### [Stated problem]
Each entry here needs to be set down again exactly, please; pictures are left out.

[Entries taken from a collection]
= = =

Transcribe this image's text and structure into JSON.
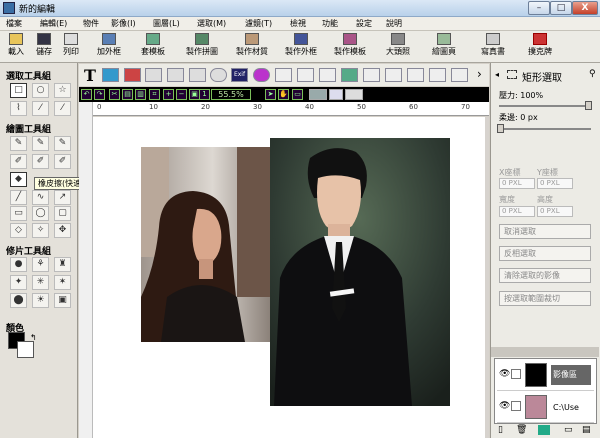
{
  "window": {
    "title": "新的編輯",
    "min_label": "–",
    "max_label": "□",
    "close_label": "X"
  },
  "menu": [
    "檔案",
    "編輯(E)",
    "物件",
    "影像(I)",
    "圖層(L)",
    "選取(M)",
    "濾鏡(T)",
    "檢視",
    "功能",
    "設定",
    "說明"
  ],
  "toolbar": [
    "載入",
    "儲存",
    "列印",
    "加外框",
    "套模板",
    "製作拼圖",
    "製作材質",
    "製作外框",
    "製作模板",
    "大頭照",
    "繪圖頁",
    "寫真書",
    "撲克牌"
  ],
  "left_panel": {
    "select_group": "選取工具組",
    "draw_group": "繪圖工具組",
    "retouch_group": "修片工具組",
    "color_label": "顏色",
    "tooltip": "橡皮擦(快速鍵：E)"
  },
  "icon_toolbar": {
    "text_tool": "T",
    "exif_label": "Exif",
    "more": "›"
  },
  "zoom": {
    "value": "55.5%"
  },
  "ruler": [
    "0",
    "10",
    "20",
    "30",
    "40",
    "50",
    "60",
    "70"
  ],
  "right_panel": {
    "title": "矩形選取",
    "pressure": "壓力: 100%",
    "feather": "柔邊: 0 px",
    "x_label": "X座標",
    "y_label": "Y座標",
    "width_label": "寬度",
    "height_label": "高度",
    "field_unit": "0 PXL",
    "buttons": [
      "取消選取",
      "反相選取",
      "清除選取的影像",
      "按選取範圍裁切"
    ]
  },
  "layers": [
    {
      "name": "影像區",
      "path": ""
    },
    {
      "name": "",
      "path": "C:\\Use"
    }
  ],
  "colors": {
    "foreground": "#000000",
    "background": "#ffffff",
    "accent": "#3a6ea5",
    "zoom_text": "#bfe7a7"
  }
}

= = =

### [Right answer]
Transcribe this image's text and structure into JSON.
{
  "window": {
    "title": "新的編輯",
    "min_label": "–",
    "max_label": "□",
    "close_label": "X"
  },
  "menu": [
    "檔案",
    "編輯(E)",
    "物件",
    "影像(I)",
    "圖層(L)",
    "選取(M)",
    "濾鏡(T)",
    "檢視",
    "功能",
    "設定",
    "說明"
  ],
  "toolbar": [
    "載入",
    "儲存",
    "列印",
    "加外框",
    "套模板",
    "製作拼圖",
    "製作材質",
    "製作外框",
    "製作模板",
    "大頭照",
    "繪圖頁",
    "寫真書",
    "撲克牌"
  ],
  "left_panel": {
    "select_group": "選取工具組",
    "draw_group": "繪圖工具組",
    "retouch_group": "修片工具組",
    "color_label": "顏色",
    "tooltip": "橡皮擦(快速鍵：E)"
  },
  "icon_toolbar": {
    "text_tool": "T",
    "exif_label": "Exif",
    "more": "›"
  },
  "zoom": {
    "value": "55.5%"
  },
  "ruler": [
    "0",
    "10",
    "20",
    "30",
    "40",
    "50",
    "60",
    "70"
  ],
  "right_panel": {
    "title": "矩形選取",
    "pressure": "壓力: 100%",
    "feather": "柔邊: 0 px",
    "x_label": "X座標",
    "y_label": "Y座標",
    "width_label": "寬度",
    "height_label": "高度",
    "field_unit": "0 PXL",
    "buttons": [
      "取消選取",
      "反相選取",
      "清除選取的影像",
      "按選取範圍裁切"
    ]
  },
  "layers": [
    {
      "name": "影像區",
      "path": ""
    },
    {
      "name": "",
      "path": "C:\\Use"
    }
  ],
  "colors": {
    "foreground": "#000000",
    "background": "#ffffff",
    "accent": "#3a6ea5",
    "zoom_text": "#bfe7a7"
  }
}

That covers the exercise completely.